Task prompt: Find the lines holding the string "Generate" in the data, then copy all of them.

Material provided:

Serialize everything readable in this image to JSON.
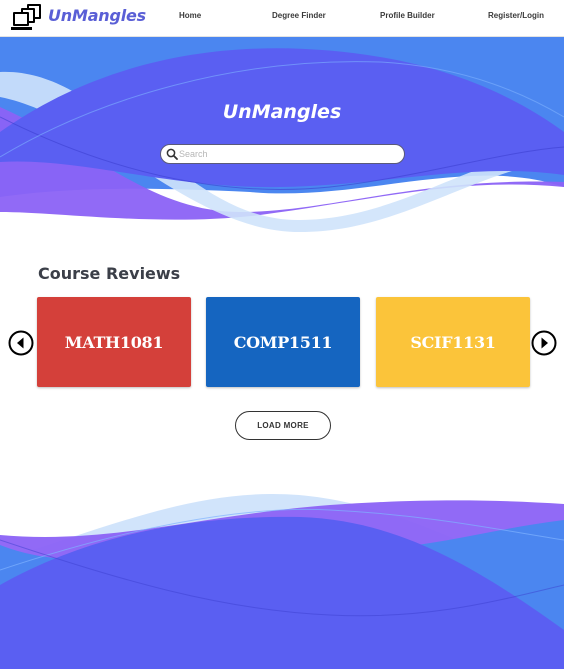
{
  "brand": {
    "name": "UnMangles",
    "icon": "stacked-screens-logo-icon"
  },
  "nav": {
    "links": [
      {
        "label": "Home"
      },
      {
        "label": "Degree Finder"
      },
      {
        "label": "Profile Builder"
      },
      {
        "label": "Register/Login"
      }
    ]
  },
  "hero": {
    "title": "UnMangles",
    "search": {
      "placeholder": "Search",
      "value": "",
      "icon": "search-icon"
    }
  },
  "reviews": {
    "title": "Course Reviews",
    "prev_icon": "chevron-left-circle-icon",
    "next_icon": "chevron-right-circle-icon",
    "cards": [
      {
        "code": "MATH1081",
        "color": "#d4403a"
      },
      {
        "code": "COMP1511",
        "color": "#1565c0"
      },
      {
        "code": "SCIF1131",
        "color": "#fbc43a"
      }
    ],
    "load_more": "LOAD MORE"
  },
  "colors": {
    "hero_blue": "#4b86f0",
    "wave_violet": "#8b62f5",
    "wave_indigo": "#5a5ff2",
    "wave_light": "#cfe3fb",
    "brand_text": "#5a5fd6"
  }
}
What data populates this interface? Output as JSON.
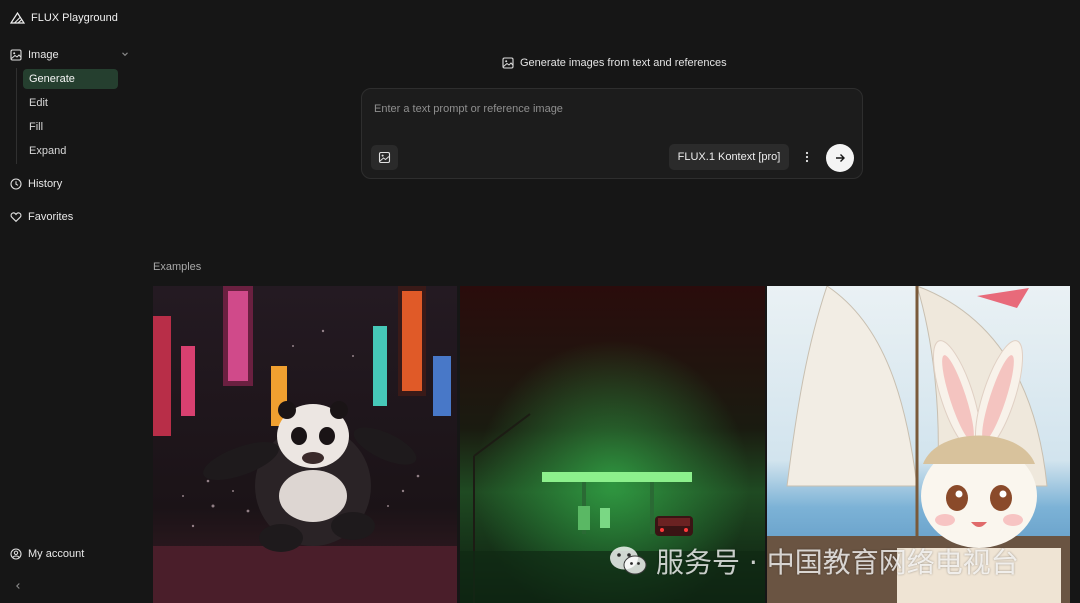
{
  "app": {
    "title": "FLUX Playground"
  },
  "sidebar": {
    "group": {
      "label": "Image",
      "icon": "image-icon"
    },
    "sub_items": [
      {
        "label": "Generate",
        "active": true
      },
      {
        "label": "Edit",
        "active": false
      },
      {
        "label": "Fill",
        "active": false
      },
      {
        "label": "Expand",
        "active": false
      }
    ],
    "items": [
      {
        "label": "History",
        "icon": "clock-icon"
      },
      {
        "label": "Favorites",
        "icon": "heart-icon"
      }
    ],
    "account": {
      "label": "My account",
      "icon": "user-icon"
    }
  },
  "main": {
    "headline": "Generate images from text and references",
    "prompt": {
      "value": "",
      "placeholder": "Enter a text prompt or reference image"
    },
    "model_label": "FLUX.1 Kontext [pro]",
    "examples_label": "Examples",
    "examples": [
      {
        "icon": "panda-image"
      },
      {
        "icon": "gas-station-image"
      },
      {
        "icon": "bunny-ship-image"
      }
    ]
  },
  "watermark": {
    "text": "服务号 · 中国教育网络电视台"
  },
  "colors": {
    "background": "#161616",
    "active_item": "#253f2f",
    "prompt_box": "#1c1c1c",
    "send_button": "#f4f4f4"
  }
}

Result:
        "label": "Generate",
    "headline": "Generate images from text and references",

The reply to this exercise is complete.